## EXERCISE REQUIREMENTS
Copy the data that follows exactly. Include no pictures.

Extracted records:
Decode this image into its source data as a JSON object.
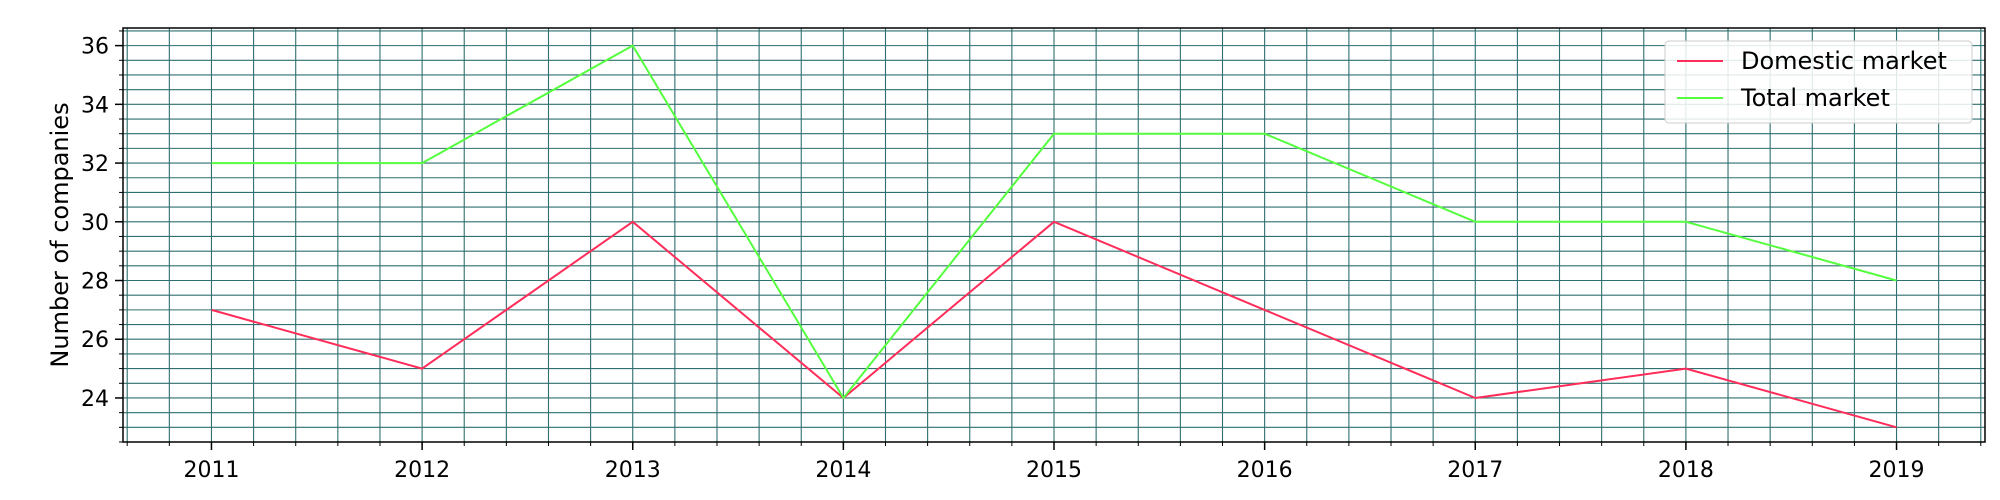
{
  "chart_data": {
    "type": "line",
    "categories": [
      "2011",
      "2012",
      "2013",
      "2014",
      "2015",
      "2016",
      "2017",
      "2018",
      "2019"
    ],
    "series": [
      {
        "name": "Domestic market",
        "color": "#ff2d5a",
        "values": [
          27,
          25,
          30,
          24,
          30,
          27,
          24,
          25,
          23
        ]
      },
      {
        "name": "Total market",
        "color": "#55ff3f",
        "values": [
          32,
          32,
          36,
          24,
          33,
          33,
          30,
          30,
          28
        ]
      }
    ],
    "xlabel": "",
    "ylabel": "Number of companies",
    "ylim": [
      22.5,
      36.6
    ],
    "yticks": [
      24,
      26,
      28,
      30,
      32,
      34,
      36
    ],
    "grid": true,
    "grid_color": "#2f6f6f",
    "legend_position": "top-right"
  }
}
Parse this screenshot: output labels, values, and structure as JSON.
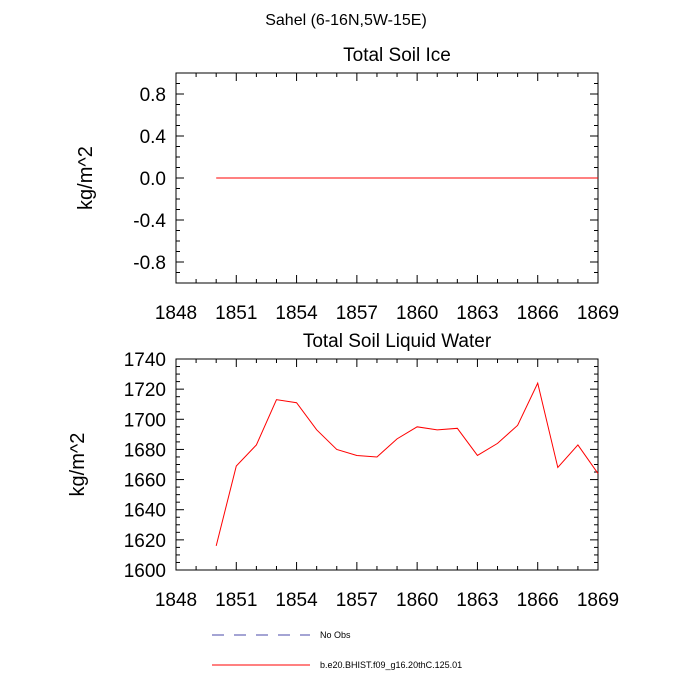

## REPLY TO THE TASK
Decode this image into its source data as a JSON object.
{
  "chart_data": {
    "type": "line",
    "categories": [
      "2011",
      "2012",
      "2013",
      "2014",
      "2015",
      "2016",
      "2017",
      "2018",
      "2019"
    ],
    "series": [
      {
        "name": "Domestic market",
        "color": "#ff2d5a",
        "values": [
          27,
          25,
          30,
          24,
          30,
          27,
          24,
          25,
          23
        ]
      },
      {
        "name": "Total market",
        "color": "#55ff3f",
        "values": [
          32,
          32,
          36,
          24,
          33,
          33,
          30,
          30,
          28
        ]
      }
    ],
    "xlabel": "",
    "ylabel": "Number of companies",
    "ylim": [
      22.5,
      36.6
    ],
    "yticks": [
      24,
      26,
      28,
      30,
      32,
      34,
      36
    ],
    "grid": true,
    "grid_color": "#2f6f6f",
    "legend_position": "top-right"
  }
}
Parse this screenshot: output labels, values, and structure as JSON.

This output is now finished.